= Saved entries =
+ + + + +

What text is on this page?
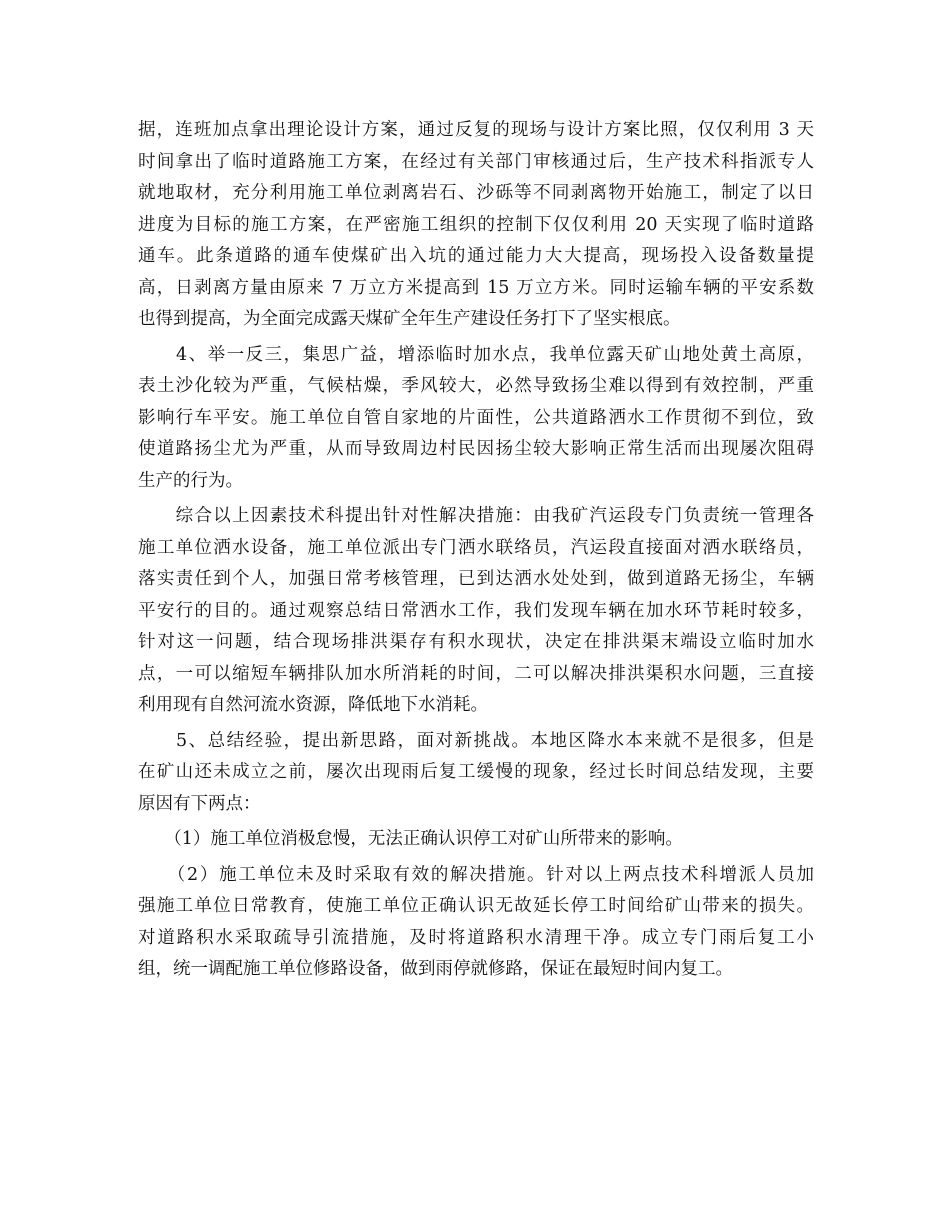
据，连班加点拿出理论设计方案，通过反复的现场与设计方案比照，仅仅利用 3 天
时间拿出了临时道路施工方案，在经过有关部门审核通过后，生产技术科指派专人
就地取材，充分利用施工单位剥离岩石、沙砾等不同剥离物开始施工，制定了以日
进度为目标的施工方案，在严密施工组织的控制下仅仅利用 20 天实现了临时道路
通车。此条道路的通车使煤矿出入坑的通过能力大大提高，现场投入设备数量提
高，日剥离方量由原来 7 万立方米提高到 15 万立方米。同时运输车辆的平安系数
也得到提高，为全面完成露天煤矿全年生产建设任务打下了坚实根底。
　　4、举一反三，集思广益，增添临时加水点，我单位露天矿山地处黄土高原，
表土沙化较为严重，气候枯燥，季风较大，必然导致扬尘难以得到有效控制，严重
影响行车平安。施工单位自管自家地的片面性，公共道路洒水工作贯彻不到位，致
使道路扬尘尤为严重，从而导致周边村民因扬尘较大影响正常生活而出现屡次阻碍
生产的行为。
　　综合以上因素技术科提出针对性解决措施：由我矿汽运段专门负责统一管理各
施工单位洒水设备，施工单位派出专门洒水联络员，汽运段直接面对洒水联络员，
落实责任到个人，加强日常考核管理，已到达洒水处处到，做到道路无扬尘，车辆
平安行的目的。通过观察总结日常洒水工作，我们发现车辆在加水环节耗时较多，
针对这一问题，结合现场排洪渠存有积水现状，决定在排洪渠末端设立临时加水
点，一可以缩短车辆排队加水所消耗的时间，二可以解决排洪渠积水问题，三直接
利用现有自然河流水资源，降低地下水消耗。
　　5、总结经验，提出新思路，面对新挑战。本地区降水本来就不是很多，但是
在矿山还未成立之前，屡次出现雨后复工缓慢的现象，经过长时间总结发现，主要
原因有下两点：
　　（1）施工单位消极怠慢，无法正确认识停工对矿山所带来的影响。
　　（2）施工单位未及时采取有效的解决措施。针对以上两点技术科增派人员加
强施工单位日常教育，使施工单位正确认识无故延长停工时间给矿山带来的损失。
对道路积水采取疏导引流措施，及时将道路积水清理干净。成立专门雨后复工小
组，统一调配施工单位修路设备，做到雨停就修路，保证在最短时间内复工。
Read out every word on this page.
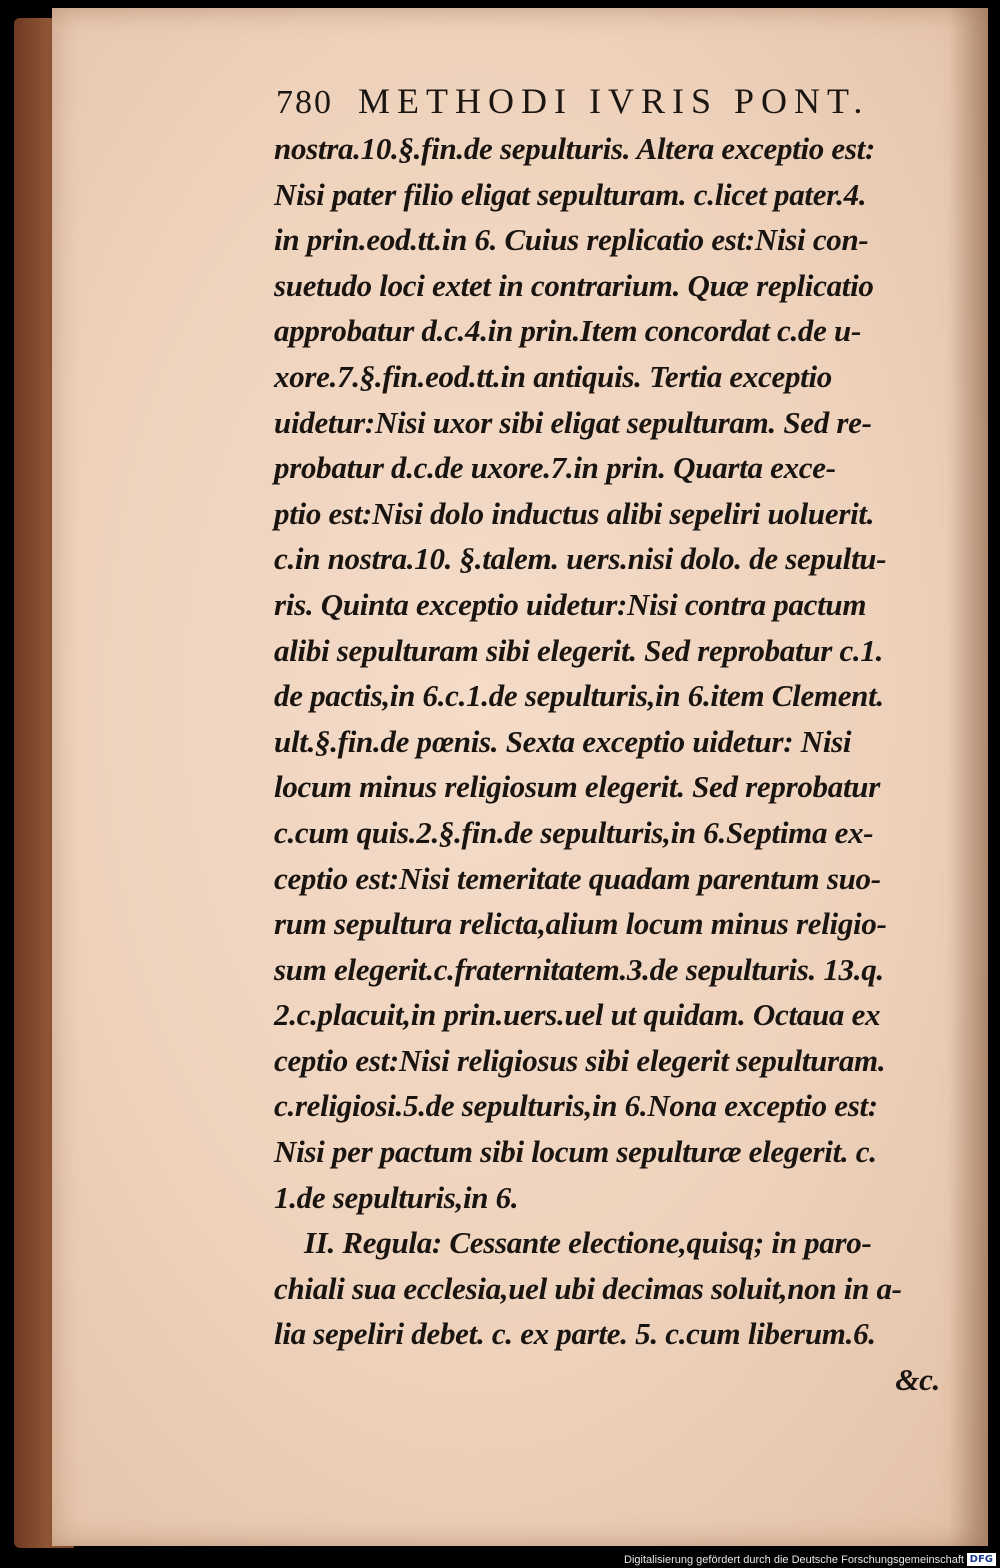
780 METHODI IVRIS PONT.
nostra.10.§.fin.de sepulturis. Altera exceptio est:
Nisi pater filio eligat sepulturam. c.licet pater.4.
in prin.eod.tt.in 6. Cuius replicatio est:Nisi con-
suetudo loci extet in contrarium. Quæ replicatio
approbatur d.c.4.in prin.Item concordat c.de u-
xore.7.§.fin.eod.tt.in antiquis. Tertia exceptio
uidetur:Nisi uxor sibi eligat sepulturam. Sed re-
probatur d.c.de uxore.7.in prin. Quarta exce-
ptio est:Nisi dolo inductus alibi sepeliri uoluerit.
c.in nostra.10. §.talem. uers.nisi dolo. de sepultu-
ris. Quinta exceptio uidetur:Nisi contra pactum
alibi sepulturam sibi elegerit. Sed reprobatur c.1.
de pactis,in 6.c.1.de sepulturis,in 6.item Clement.
ult.§.fin.de pœnis. Sexta exceptio uidetur: Nisi
locum minus religiosum elegerit. Sed reprobatur
c.cum quis.2.§.fin.de sepulturis,in 6.Septima ex-
ceptio est:Nisi temeritate quadam parentum suo-
rum sepultura relicta,alium locum minus religio-
sum elegerit.c.fraternitatem.3.de sepulturis. 13.q.
2.c.placuit,in prin.uers.uel ut quidam. Octaua ex
ceptio est:Nisi religiosus sibi elegerit sepulturam.
c.religiosi.5.de sepulturis,in 6.Nona exceptio est:
Nisi per pactum sibi locum sepulturæ elegerit. c.
1.de sepulturis,in 6.
II. Regula: Cessante electione,quisq; in paro-
chiali sua ecclesia,uel ubi decimas soluit,non in a-
lia sepeliri debet. c. ex parte. 5. c.cum liberum.6.
&c.
Digitalisierung gefördert durch die Deutsche Forschungsgemeinschaft DFG
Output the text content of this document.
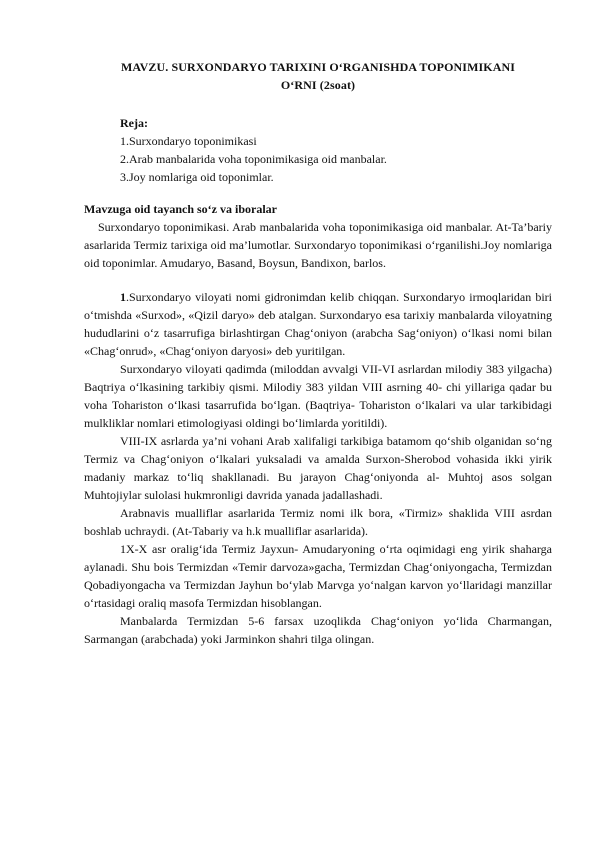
MAVZU. SURXONDARYO TARIXINI O‘RGANISHDA TOPONIMIKANI
O‘RNI (2soat)

Reja:

1.Surxondaryo toponimikasi

2.Arab manbalarida voha toponimikasiga oid manbalar.

3.Joy nomlariga oid toponimlar.

Mavzuga oid tayanch so‘z va iboralar

Surxondaryo toponimikasi. Arab manbalarida voha toponimikasiga oid manbalar. At-Ta’bariy asarlarida Termiz tarixiga oid ma’lumotlar. Surxondaryo toponimikasi o‘rganilishi.Joy nomlariga oid toponimlar. Amudaryo, Basand, Boysun, Bandixon, barlos.

1.Surxondaryo viloyati nomi gidronimdan kelib chiqqan. Surxondaryo irmoqlaridan biri o‘tmishda «Surxod», «Qizil daryo» deb atalgan. Surxondaryo esa tarixiy manbalarda viloyatning hududlarini o‘z tasarrufiga birlashtirgan Chag‘oniyon (arabcha Sag‘oniyon) o‘lkasi nomi bilan «Chag‘onrud», «Chag‘oniyon daryosi» deb yuritilgan.

Surxondaryo viloyati qadimda (miloddan avvalgi VII-VI asrlardan milodiy 383 yilgacha) Baqtriya o‘lkasining tarkibiy qismi. Milodiy 383 yildan VIII asrning 40- chi yillariga qadar bu voha Toharistоn o‘lkasi tasarrufida bo‘lgan. (Baqtriya- Toharistоn o‘lkalari va ular tarkibidagi mulkliklar nomlari etimologiyasi oldingi bo‘limlarda yoritildi).

VIII-IX asrlarda ya’ni vohani Arab xalifaligi tarkibiga batamom qo‘shib olganidan so‘ng Termiz va Chag‘oniyon o‘lkalari yuksaladi va amalda Surxon-Sherobod vohasida ikki yirik madaniy markaz to‘liq shakllanadi. Bu jarayon Chag‘oniyonda al- Muhtoj asos solgan Muhtojiylar sulolasi hukmronligi davrida yanada jadallashadi.

Arabnavis mualliflar asarlarida Termiz nomi ilk bora, «Tirmiz» shaklida VIII asrdan boshlab uchraydi. (At-Tabariy va h.k mualliflar asarlarida).

1X-X asr oralig‘ida Termiz Jayxun- Amudaryoning o‘rta oqimidagi eng yirik shaharga aylanadi. Shu bois Termizdan «Temir darvoza»gacha, Termizdan Chag‘oniyongacha, Termizdan Qobadiyongacha va Termizdan Jayhun bo‘ylab Marvga yo‘nalgan karvon yo‘llaridagi manzillar o‘rtasidagi oraliq masofa Termizdan hisoblangan.

Manbalarda Termizdan 5-6 farsax uzoqlikda Chag‘oniyon yo‘lida Charmangan, Sarmangan (arabchada) yoki Jarminkon shahri tilga olingan.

+ + + + +

= Aim =
Copy each line of the preceding data that contains the string "minus".

= The reply =
locum minus religiosum elegerit. Sed reprobatur
rum sepultura relicta,alium locum minus religio-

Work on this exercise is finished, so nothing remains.